[Records from a collection]
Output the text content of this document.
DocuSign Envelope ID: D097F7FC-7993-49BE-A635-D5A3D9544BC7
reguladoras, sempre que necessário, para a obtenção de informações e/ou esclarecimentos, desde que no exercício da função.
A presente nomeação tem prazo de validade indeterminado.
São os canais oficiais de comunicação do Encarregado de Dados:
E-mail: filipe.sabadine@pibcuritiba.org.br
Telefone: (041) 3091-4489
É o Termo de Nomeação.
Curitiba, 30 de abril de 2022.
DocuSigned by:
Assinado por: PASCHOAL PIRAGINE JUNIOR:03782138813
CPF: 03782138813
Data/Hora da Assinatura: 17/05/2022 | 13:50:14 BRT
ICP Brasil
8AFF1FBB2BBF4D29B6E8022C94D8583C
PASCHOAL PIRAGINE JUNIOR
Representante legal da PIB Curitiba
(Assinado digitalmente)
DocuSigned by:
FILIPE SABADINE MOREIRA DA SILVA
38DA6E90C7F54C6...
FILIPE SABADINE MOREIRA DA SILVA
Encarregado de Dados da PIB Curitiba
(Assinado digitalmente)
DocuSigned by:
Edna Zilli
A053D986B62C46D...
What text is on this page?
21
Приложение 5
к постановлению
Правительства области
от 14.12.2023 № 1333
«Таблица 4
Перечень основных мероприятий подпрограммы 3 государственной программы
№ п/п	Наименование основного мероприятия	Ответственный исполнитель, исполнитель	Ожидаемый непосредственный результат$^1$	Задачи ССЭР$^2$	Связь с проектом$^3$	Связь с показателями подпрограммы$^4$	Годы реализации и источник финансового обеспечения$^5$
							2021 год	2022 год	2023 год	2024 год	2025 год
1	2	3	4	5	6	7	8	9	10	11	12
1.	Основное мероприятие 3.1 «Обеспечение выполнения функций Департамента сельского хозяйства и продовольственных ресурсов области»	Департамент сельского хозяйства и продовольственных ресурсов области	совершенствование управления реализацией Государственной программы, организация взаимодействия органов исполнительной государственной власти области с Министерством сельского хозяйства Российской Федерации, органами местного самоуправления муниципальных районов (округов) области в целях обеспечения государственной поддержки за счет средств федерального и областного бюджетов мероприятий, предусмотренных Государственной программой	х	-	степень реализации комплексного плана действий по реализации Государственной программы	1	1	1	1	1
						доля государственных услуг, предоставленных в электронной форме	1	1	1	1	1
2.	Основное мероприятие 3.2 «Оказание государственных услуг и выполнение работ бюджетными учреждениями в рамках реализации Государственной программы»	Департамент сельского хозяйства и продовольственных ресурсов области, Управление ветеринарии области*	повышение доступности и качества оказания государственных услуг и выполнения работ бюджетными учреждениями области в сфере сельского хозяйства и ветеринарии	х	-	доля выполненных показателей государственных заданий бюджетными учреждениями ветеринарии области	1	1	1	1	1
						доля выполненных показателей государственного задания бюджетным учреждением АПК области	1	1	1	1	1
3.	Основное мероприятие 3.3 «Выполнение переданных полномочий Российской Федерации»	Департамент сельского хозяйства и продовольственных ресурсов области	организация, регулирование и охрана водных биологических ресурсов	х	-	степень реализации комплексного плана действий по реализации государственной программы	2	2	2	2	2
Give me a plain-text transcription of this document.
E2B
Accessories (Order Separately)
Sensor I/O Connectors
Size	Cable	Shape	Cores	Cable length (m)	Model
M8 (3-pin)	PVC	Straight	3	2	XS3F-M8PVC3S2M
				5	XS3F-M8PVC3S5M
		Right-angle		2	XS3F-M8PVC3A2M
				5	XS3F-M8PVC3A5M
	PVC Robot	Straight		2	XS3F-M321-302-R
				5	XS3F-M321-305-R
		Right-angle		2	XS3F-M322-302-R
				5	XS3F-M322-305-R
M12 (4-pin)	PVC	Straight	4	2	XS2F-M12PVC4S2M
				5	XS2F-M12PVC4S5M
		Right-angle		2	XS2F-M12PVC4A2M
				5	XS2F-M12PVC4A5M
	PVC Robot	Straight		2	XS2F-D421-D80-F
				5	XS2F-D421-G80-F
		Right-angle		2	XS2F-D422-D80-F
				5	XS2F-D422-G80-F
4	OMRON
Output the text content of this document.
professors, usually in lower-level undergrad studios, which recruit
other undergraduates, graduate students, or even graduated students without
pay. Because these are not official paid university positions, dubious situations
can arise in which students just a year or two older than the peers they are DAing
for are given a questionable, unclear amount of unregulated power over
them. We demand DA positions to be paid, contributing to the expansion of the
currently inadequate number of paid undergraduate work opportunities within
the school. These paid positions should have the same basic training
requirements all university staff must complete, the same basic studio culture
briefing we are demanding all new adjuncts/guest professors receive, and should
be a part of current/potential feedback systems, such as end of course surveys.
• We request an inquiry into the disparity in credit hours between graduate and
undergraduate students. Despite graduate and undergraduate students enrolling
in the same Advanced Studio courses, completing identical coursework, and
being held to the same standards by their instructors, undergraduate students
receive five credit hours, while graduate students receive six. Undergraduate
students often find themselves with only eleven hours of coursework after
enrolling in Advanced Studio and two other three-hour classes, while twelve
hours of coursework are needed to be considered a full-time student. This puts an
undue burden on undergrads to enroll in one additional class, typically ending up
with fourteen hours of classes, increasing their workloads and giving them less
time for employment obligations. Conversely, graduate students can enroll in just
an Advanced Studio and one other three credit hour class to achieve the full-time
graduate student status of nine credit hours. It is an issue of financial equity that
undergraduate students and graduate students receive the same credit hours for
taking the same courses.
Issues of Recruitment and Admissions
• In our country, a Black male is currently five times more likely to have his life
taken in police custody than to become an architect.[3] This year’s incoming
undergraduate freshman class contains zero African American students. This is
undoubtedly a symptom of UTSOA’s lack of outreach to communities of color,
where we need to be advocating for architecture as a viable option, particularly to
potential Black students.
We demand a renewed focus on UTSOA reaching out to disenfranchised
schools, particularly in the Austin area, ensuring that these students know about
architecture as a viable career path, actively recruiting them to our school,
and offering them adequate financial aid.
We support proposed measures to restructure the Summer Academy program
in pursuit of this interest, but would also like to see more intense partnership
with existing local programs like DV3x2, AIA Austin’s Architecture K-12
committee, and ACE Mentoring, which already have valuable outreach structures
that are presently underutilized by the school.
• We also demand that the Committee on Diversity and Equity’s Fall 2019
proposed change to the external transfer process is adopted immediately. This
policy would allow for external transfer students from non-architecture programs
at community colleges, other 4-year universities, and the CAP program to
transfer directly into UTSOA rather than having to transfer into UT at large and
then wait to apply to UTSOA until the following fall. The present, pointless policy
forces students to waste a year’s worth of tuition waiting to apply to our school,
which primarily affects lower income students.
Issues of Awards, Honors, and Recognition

Exercise aim: Look through the entries and find each line that has the string "potential". Copy those lines.

Task response:
be a part of current/potential feedback systems, such as end of course surveys.
potential Black students.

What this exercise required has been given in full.